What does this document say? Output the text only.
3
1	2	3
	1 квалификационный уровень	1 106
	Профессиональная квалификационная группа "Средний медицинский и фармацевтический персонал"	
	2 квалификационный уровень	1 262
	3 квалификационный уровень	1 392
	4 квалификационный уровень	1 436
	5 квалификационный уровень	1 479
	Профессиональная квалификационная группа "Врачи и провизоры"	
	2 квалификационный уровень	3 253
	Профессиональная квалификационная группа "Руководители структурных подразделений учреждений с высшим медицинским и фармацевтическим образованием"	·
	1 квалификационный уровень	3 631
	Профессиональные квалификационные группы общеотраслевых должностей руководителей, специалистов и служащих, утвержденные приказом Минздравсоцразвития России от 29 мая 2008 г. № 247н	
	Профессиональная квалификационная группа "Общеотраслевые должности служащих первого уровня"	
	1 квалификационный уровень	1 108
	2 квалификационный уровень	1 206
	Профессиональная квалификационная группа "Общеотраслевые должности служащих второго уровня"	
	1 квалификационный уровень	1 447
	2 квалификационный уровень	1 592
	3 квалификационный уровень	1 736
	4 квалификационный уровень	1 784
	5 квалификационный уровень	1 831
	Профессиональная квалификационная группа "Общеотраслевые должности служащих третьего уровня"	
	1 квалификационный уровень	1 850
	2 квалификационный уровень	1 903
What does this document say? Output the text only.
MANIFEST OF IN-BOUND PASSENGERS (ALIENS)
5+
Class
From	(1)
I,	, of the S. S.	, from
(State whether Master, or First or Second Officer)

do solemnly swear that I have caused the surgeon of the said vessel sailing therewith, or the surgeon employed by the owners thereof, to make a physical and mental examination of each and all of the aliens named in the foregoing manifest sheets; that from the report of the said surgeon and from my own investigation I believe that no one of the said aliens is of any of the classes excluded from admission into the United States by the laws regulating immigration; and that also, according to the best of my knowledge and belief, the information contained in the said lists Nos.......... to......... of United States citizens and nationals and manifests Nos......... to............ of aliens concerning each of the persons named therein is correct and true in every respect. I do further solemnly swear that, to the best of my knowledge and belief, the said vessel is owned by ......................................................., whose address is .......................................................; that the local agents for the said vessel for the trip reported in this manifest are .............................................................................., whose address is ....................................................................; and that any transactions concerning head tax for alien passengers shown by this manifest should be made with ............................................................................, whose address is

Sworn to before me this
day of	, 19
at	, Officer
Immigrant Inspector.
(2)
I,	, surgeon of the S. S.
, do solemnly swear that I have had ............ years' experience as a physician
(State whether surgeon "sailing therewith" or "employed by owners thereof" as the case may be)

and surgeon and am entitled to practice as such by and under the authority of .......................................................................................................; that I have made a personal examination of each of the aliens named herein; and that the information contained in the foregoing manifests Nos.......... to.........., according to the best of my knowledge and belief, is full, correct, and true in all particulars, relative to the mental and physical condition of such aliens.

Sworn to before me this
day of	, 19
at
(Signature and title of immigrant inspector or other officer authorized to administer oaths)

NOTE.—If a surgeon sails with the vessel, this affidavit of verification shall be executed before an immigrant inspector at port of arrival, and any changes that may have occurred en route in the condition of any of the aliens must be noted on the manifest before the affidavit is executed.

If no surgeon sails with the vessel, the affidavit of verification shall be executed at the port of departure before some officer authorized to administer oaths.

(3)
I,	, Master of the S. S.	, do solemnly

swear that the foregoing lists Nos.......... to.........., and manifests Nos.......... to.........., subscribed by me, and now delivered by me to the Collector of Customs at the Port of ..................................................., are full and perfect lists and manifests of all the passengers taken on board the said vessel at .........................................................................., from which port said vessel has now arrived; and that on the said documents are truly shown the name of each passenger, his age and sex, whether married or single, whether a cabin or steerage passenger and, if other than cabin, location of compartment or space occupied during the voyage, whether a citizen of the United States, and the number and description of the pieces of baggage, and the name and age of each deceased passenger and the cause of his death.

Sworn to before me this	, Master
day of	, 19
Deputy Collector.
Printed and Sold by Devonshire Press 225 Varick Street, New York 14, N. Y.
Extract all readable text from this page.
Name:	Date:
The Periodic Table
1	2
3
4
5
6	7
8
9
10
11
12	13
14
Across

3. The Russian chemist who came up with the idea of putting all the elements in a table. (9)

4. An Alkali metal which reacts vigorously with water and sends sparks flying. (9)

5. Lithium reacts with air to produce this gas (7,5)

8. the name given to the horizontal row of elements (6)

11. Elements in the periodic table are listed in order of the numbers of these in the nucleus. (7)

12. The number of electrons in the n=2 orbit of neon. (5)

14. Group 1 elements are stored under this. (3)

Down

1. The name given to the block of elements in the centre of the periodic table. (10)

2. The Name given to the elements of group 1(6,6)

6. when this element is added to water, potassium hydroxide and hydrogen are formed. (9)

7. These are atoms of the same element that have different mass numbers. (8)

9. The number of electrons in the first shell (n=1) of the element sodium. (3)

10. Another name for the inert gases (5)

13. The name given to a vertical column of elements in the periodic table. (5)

▶ **Instruction**
Beginning at the line where "Extract all readable text from this page." appears, extract each line through the end of the data above; keep them exact and include nothing else.

▶ **Full answer**
Extract all readable text from this page.
Name:	Date:
The Periodic Table
1	2
3
4
5
6	7
8
9
10
11
12	13
14
Across

3. The Russian chemist who came up with the idea of putting all the elements in a table. (9)

4. An Alkali metal which reacts vigorously with water and sends sparks flying. (9)

5. Lithium reacts with air to produce this gas (7,5)

8. the name given to the horizontal row of elements (6)

11. Elements in the periodic table are listed in order of the numbers of these in the nucleus. (7)

12. The number of electrons in the n=2 orbit of neon. (5)

14. Group 1 elements are stored under this. (3)

Down

1. The name given to the block of elements in the centre of the periodic table. (10)

2. The Name given to the elements of group 1(6,6)

6. when this element is added to water, potassium hydroxide and hydrogen are formed. (9)

7. These are atoms of the same element that have different mass numbers. (8)

9. The number of electrons in the first shell (n=1) of the element sodium. (3)

10. Another name for the inert gases (5)

13. The name given to a vertical column of elements in the periodic table. (5)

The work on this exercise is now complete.